Problem requirements => Copy every row below word for word, keeping each character as it is.

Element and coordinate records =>
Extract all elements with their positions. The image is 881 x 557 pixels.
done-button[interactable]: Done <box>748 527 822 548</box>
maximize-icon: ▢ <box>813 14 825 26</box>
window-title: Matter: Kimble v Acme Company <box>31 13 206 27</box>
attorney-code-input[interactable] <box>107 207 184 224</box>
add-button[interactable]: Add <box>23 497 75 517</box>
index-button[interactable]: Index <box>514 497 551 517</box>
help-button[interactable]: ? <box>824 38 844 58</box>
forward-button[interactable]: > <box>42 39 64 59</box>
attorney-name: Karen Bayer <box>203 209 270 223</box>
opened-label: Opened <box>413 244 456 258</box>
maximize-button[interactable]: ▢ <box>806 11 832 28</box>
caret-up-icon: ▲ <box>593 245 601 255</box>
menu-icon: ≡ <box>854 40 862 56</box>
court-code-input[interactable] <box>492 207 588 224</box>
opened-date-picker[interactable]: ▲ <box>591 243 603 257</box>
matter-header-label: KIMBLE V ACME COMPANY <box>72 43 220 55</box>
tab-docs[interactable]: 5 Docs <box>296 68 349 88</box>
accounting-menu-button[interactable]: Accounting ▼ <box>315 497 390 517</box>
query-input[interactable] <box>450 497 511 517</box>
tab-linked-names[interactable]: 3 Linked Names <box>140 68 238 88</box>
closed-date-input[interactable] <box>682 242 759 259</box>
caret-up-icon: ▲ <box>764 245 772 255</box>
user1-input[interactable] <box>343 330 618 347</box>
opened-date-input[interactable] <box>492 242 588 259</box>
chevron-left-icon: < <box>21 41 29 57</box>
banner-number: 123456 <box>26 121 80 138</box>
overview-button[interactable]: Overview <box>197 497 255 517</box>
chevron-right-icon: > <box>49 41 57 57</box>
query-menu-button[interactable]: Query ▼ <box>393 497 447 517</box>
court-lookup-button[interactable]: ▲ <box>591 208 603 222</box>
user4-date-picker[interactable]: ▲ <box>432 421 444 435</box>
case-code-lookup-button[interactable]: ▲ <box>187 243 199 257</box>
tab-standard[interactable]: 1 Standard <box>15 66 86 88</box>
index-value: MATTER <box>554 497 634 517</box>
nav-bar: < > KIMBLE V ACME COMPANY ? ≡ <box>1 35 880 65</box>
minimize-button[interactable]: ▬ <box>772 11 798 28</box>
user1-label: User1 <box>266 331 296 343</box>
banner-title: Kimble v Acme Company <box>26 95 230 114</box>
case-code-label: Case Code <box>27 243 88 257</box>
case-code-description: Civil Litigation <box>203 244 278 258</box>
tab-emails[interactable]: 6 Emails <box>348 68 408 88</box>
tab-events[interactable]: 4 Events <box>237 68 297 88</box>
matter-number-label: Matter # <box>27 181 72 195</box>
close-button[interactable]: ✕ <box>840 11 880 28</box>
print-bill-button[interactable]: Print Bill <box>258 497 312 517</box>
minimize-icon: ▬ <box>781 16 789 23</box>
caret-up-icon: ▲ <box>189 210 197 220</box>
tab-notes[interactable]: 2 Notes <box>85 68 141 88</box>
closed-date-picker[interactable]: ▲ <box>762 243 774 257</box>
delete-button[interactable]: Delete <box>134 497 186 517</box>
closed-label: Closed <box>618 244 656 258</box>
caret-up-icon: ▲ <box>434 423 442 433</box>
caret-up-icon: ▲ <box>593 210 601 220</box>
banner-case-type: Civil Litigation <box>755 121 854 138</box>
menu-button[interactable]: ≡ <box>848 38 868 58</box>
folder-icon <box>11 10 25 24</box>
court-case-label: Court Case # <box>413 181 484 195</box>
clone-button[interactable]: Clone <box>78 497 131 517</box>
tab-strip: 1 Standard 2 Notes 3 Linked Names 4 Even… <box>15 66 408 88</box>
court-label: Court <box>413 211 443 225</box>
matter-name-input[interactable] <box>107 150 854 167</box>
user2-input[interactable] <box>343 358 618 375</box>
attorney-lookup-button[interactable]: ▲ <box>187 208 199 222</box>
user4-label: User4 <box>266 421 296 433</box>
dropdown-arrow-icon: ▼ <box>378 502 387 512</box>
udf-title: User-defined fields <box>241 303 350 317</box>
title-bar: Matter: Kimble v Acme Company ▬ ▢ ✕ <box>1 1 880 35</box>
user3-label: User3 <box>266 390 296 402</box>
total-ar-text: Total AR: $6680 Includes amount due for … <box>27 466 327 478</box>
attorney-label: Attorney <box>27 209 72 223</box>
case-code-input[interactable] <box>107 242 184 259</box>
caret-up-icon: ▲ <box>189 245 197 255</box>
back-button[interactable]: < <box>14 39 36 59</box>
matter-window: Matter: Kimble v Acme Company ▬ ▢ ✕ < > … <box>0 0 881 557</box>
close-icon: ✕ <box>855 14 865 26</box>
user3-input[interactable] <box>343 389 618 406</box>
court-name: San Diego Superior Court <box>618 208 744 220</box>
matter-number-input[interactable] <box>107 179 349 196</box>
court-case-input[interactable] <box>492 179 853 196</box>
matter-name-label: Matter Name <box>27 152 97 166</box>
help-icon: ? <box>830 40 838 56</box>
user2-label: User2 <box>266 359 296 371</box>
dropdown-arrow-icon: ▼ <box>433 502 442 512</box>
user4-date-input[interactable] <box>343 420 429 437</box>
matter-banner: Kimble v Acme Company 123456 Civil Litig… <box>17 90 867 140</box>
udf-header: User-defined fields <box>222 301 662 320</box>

Expected answer =>
Extract all elements with their positions. The image is 881 x 557 pixels.
done-button[interactable]: Done <box>748 527 822 548</box>
maximize-icon: ▢ <box>813 14 825 26</box>
window-title: Matter: Kimble v Acme Company <box>31 13 206 27</box>
attorney-code-input[interactable] <box>107 207 184 224</box>
add-button[interactable]: Add <box>23 497 75 517</box>
index-button[interactable]: Index <box>514 497 551 517</box>
help-button[interactable]: ? <box>824 38 844 58</box>
forward-button[interactable]: > <box>42 39 64 59</box>
attorney-name: Karen Bayer <box>203 209 270 223</box>
opened-label: Opened <box>413 244 456 258</box>
maximize-button[interactable]: ▢ <box>806 11 832 28</box>
caret-up-icon: ▲ <box>593 245 601 255</box>
menu-icon: ≡ <box>854 40 862 56</box>
court-code-input[interactable] <box>492 207 588 224</box>
opened-date-picker[interactable]: ▲ <box>591 243 603 257</box>
matter-header-label: KIMBLE V ACME COMPANY <box>72 43 220 55</box>
tab-docs[interactable]: 5 Docs <box>296 68 349 88</box>
accounting-menu-button[interactable]: Accounting ▼ <box>315 497 390 517</box>
query-input[interactable] <box>450 497 511 517</box>
tab-linked-names[interactable]: 3 Linked Names <box>140 68 238 88</box>
closed-date-input[interactable] <box>682 242 759 259</box>
caret-up-icon: ▲ <box>764 245 772 255</box>
user1-input[interactable] <box>343 330 618 347</box>
opened-date-input[interactable] <box>492 242 588 259</box>
chevron-left-icon: < <box>21 41 29 57</box>
banner-number: 123456 <box>26 121 80 138</box>
overview-button[interactable]: Overview <box>197 497 255 517</box>
chevron-right-icon: > <box>49 41 57 57</box>
query-menu-button[interactable]: Query ▼ <box>393 497 447 517</box>
court-lookup-button[interactable]: ▲ <box>591 208 603 222</box>
user4-date-picker[interactable]: ▲ <box>432 421 444 435</box>
case-code-lookup-button[interactable]: ▲ <box>187 243 199 257</box>
tab-standard[interactable]: 1 Standard <box>15 66 86 88</box>
index-value: MATTER <box>554 497 634 517</box>
nav-bar: < > KIMBLE V ACME COMPANY ? ≡ <box>1 35 880 65</box>
minimize-button[interactable]: ▬ <box>772 11 798 28</box>
user1-label: User1 <box>266 331 296 343</box>
banner-title: Kimble v Acme Company <box>26 95 230 114</box>
case-code-label: Case Code <box>27 243 88 257</box>
case-code-description: Civil Litigation <box>203 244 278 258</box>
tab-emails[interactable]: 6 Emails <box>348 68 408 88</box>
tab-events[interactable]: 4 Events <box>237 68 297 88</box>
matter-number-label: Matter # <box>27 181 72 195</box>
close-button[interactable]: ✕ <box>840 11 880 28</box>
print-bill-button[interactable]: Print Bill <box>258 497 312 517</box>
minimize-icon: ▬ <box>781 16 789 23</box>
caret-up-icon: ▲ <box>189 210 197 220</box>
tab-notes[interactable]: 2 Notes <box>85 68 141 88</box>
closed-date-picker[interactable]: ▲ <box>762 243 774 257</box>
delete-button[interactable]: Delete <box>134 497 186 517</box>
closed-label: Closed <box>618 244 656 258</box>
caret-up-icon: ▲ <box>434 423 442 433</box>
caret-up-icon: ▲ <box>593 210 601 220</box>
banner-case-type: Civil Litigation <box>755 121 854 138</box>
menu-button[interactable]: ≡ <box>848 38 868 58</box>
folder-icon <box>11 10 25 24</box>
court-case-label: Court Case # <box>413 181 484 195</box>
clone-button[interactable]: Clone <box>78 497 131 517</box>
tab-strip: 1 Standard 2 Notes 3 Linked Names 4 Even… <box>15 66 408 88</box>
court-label: Court <box>413 211 443 225</box>
matter-name-input[interactable] <box>107 150 854 167</box>
user2-input[interactable] <box>343 358 618 375</box>
attorney-lookup-button[interactable]: ▲ <box>187 208 199 222</box>
user4-label: User4 <box>266 421 296 433</box>
dropdown-arrow-icon: ▼ <box>378 502 387 512</box>
udf-title: User-defined fields <box>241 303 350 317</box>
title-bar: Matter: Kimble v Acme Company ▬ ▢ ✕ <box>1 1 880 35</box>
user3-label: User3 <box>266 390 296 402</box>
total-ar-text: Total AR: $6680 Includes amount due for … <box>27 466 327 478</box>
attorney-label: Attorney <box>27 209 72 223</box>
case-code-input[interactable] <box>107 242 184 259</box>
caret-up-icon: ▲ <box>189 245 197 255</box>
back-button[interactable]: < <box>14 39 36 59</box>
matter-window: Matter: Kimble v Acme Company ▬ ▢ ✕ < > … <box>0 0 881 557</box>
close-icon: ✕ <box>855 14 865 26</box>
user3-input[interactable] <box>343 389 618 406</box>
court-name: San Diego Superior Court <box>618 208 744 220</box>
matter-number-input[interactable] <box>107 179 349 196</box>
court-case-input[interactable] <box>492 179 853 196</box>
matter-name-label: Matter Name <box>27 152 97 166</box>
help-icon: ? <box>830 40 838 56</box>
user2-label: User2 <box>266 359 296 371</box>
dropdown-arrow-icon: ▼ <box>433 502 442 512</box>
user4-date-input[interactable] <box>343 420 429 437</box>
matter-banner: Kimble v Acme Company 123456 Civil Litig… <box>17 90 867 140</box>
udf-header: User-defined fields <box>222 301 662 320</box>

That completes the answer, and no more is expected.